EXERCISE AIM:
Copy all of the records below verbatim.

— START —

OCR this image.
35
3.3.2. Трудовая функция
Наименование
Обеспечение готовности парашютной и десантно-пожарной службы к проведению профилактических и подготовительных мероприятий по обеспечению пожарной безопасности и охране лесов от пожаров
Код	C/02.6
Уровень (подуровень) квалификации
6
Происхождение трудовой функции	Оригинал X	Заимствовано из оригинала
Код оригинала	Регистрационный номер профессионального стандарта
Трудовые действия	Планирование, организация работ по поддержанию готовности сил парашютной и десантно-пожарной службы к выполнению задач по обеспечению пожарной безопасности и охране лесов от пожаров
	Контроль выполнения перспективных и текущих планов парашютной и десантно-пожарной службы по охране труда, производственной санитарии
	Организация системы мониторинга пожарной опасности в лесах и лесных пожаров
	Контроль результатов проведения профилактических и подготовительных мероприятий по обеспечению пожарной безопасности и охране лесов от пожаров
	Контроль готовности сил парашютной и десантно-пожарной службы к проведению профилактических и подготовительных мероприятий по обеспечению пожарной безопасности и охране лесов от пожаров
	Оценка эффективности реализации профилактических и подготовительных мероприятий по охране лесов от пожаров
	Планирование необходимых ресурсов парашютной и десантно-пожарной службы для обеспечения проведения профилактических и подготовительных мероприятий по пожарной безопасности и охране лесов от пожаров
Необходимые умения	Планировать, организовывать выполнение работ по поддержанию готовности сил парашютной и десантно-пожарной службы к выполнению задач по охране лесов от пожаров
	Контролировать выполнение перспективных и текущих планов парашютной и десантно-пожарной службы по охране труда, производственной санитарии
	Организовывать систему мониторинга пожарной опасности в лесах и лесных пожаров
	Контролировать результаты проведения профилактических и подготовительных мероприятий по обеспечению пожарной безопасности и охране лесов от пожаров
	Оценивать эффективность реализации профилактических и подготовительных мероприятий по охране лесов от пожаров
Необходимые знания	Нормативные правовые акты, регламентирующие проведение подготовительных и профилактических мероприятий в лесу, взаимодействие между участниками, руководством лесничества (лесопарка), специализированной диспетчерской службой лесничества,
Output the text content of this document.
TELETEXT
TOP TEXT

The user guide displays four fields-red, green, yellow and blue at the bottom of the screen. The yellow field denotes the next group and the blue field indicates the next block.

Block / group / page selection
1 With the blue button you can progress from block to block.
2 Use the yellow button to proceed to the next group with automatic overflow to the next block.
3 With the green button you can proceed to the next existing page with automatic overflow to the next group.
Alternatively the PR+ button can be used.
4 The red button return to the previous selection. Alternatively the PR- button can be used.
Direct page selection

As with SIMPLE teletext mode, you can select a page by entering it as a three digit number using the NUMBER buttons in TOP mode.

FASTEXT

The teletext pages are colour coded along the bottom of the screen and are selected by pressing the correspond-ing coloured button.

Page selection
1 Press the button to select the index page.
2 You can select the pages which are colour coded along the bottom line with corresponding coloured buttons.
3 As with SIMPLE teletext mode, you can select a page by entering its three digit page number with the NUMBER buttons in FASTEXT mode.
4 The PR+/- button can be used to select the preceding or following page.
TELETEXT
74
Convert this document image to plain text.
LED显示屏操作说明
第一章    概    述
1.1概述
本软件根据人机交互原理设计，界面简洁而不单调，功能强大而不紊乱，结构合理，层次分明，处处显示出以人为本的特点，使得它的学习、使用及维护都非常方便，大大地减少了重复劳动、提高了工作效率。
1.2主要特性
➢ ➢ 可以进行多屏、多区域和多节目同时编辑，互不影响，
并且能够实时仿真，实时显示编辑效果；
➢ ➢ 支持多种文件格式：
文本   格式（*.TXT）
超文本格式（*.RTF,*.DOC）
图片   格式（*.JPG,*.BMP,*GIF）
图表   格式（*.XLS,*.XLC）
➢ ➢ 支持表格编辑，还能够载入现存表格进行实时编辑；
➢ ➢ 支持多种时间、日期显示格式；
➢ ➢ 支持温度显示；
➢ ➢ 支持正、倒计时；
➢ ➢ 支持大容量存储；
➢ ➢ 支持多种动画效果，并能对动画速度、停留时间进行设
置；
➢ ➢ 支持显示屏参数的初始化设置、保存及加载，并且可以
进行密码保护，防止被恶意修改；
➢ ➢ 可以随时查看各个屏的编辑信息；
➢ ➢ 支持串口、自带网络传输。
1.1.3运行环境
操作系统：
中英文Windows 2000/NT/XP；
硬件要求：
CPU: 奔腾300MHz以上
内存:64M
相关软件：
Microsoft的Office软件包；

— END —

SOLUTION TO THE EXERCISE:
OCR this image.
35
3.3.2. Трудовая функция
Наименование
Обеспечение готовности парашютной и десантно-пожарной службы к проведению профилактических и подготовительных мероприятий по обеспечению пожарной безопасности и охране лесов от пожаров
Код	C/02.6
Уровень (подуровень) квалификации
6
Происхождение трудовой функции	Оригинал X	Заимствовано из оригинала
Код оригинала	Регистрационный номер профессионального стандарта
Трудовые действия	Планирование, организация работ по поддержанию готовности сил парашютной и десантно-пожарной службы к выполнению задач по обеспечению пожарной безопасности и охране лесов от пожаров
	Контроль выполнения перспективных и текущих планов парашютной и десантно-пожарной службы по охране труда, производственной санитарии
	Организация системы мониторинга пожарной опасности в лесах и лесных пожаров
	Контроль результатов проведения профилактических и подготовительных мероприятий по обеспечению пожарной безопасности и охране лесов от пожаров
	Контроль готовности сил парашютной и десантно-пожарной службы к проведению профилактических и подготовительных мероприятий по обеспечению пожарной безопасности и охране лесов от пожаров
	Оценка эффективности реализации профилактических и подготовительных мероприятий по охране лесов от пожаров
	Планирование необходимых ресурсов парашютной и десантно-пожарной службы для обеспечения проведения профилактических и подготовительных мероприятий по пожарной безопасности и охране лесов от пожаров
Необходимые умения	Планировать, организовывать выполнение работ по поддержанию готовности сил парашютной и десантно-пожарной службы к выполнению задач по охране лесов от пожаров
	Контролировать выполнение перспективных и текущих планов парашютной и десантно-пожарной службы по охране труда, производственной санитарии
	Организовывать систему мониторинга пожарной опасности в лесах и лесных пожаров
	Контролировать результаты проведения профилактических и подготовительных мероприятий по обеспечению пожарной безопасности и охране лесов от пожаров
	Оценивать эффективность реализации профилактических и подготовительных мероприятий по охране лесов от пожаров
Необходимые знания	Нормативные правовые акты, регламентирующие проведение подготовительных и профилактических мероприятий в лесу, взаимодействие между участниками, руководством лесничества (лесопарка), специализированной диспетчерской службой лесничества,
Output the text content of this document.
TELETEXT
TOP TEXT

The user guide displays four fields-red, green, yellow and blue at the bottom of the screen. The yellow field denotes the next group and the blue field indicates the next block.

Block / group / page selection
1 With the blue button you can progress from block to block.
2 Use the yellow button to proceed to the next group with automatic overflow to the next block.
3 With the green button you can proceed to the next existing page with automatic overflow to the next group.
Alternatively the PR+ button can be used.
4 The red button return to the previous selection. Alternatively the PR- button can be used.
Direct page selection

As with SIMPLE teletext mode, you can select a page by entering it as a three digit number using the NUMBER buttons in TOP mode.

FASTEXT

The teletext pages are colour coded along the bottom of the screen and are selected by pressing the correspond-ing coloured button.

Page selection
1 Press the button to select the index page.
2 You can select the pages which are colour coded along the bottom line with corresponding coloured buttons.
3 As with SIMPLE teletext mode, you can select a page by entering its three digit page number with the NUMBER buttons in FASTEXT mode.
4 The PR+/- button can be used to select the preceding or following page.
TELETEXT
74
Convert this document image to plain text.
LED显示屏操作说明
第一章    概    述
1.1概述
本软件根据人机交互原理设计，界面简洁而不单调，功能强大而不紊乱，结构合理，层次分明，处处显示出以人为本的特点，使得它的学习、使用及维护都非常方便，大大地减少了重复劳动、提高了工作效率。
1.2主要特性
➢ ➢ 可以进行多屏、多区域和多节目同时编辑，互不影响，
并且能够实时仿真，实时显示编辑效果；
➢ ➢ 支持多种文件格式：
文本   格式（*.TXT）
超文本格式（*.RTF,*.DOC）
图片   格式（*.JPG,*.BMP,*GIF）
图表   格式（*.XLS,*.XLC）
➢ ➢ 支持表格编辑，还能够载入现存表格进行实时编辑；
➢ ➢ 支持多种时间、日期显示格式；
➢ ➢ 支持温度显示；
➢ ➢ 支持正、倒计时；
➢ ➢ 支持大容量存储；
➢ ➢ 支持多种动画效果，并能对动画速度、停留时间进行设
置；
➢ ➢ 支持显示屏参数的初始化设置、保存及加载，并且可以
进行密码保护，防止被恶意修改；
➢ ➢ 可以随时查看各个屏的编辑信息；
➢ ➢ 支持串口、自带网络传输。
1.1.3运行环境
操作系统：
中英文Windows 2000/NT/XP；
硬件要求：
CPU: 奔腾300MHz以上
内存:64M
相关软件：
Microsoft的Office软件包；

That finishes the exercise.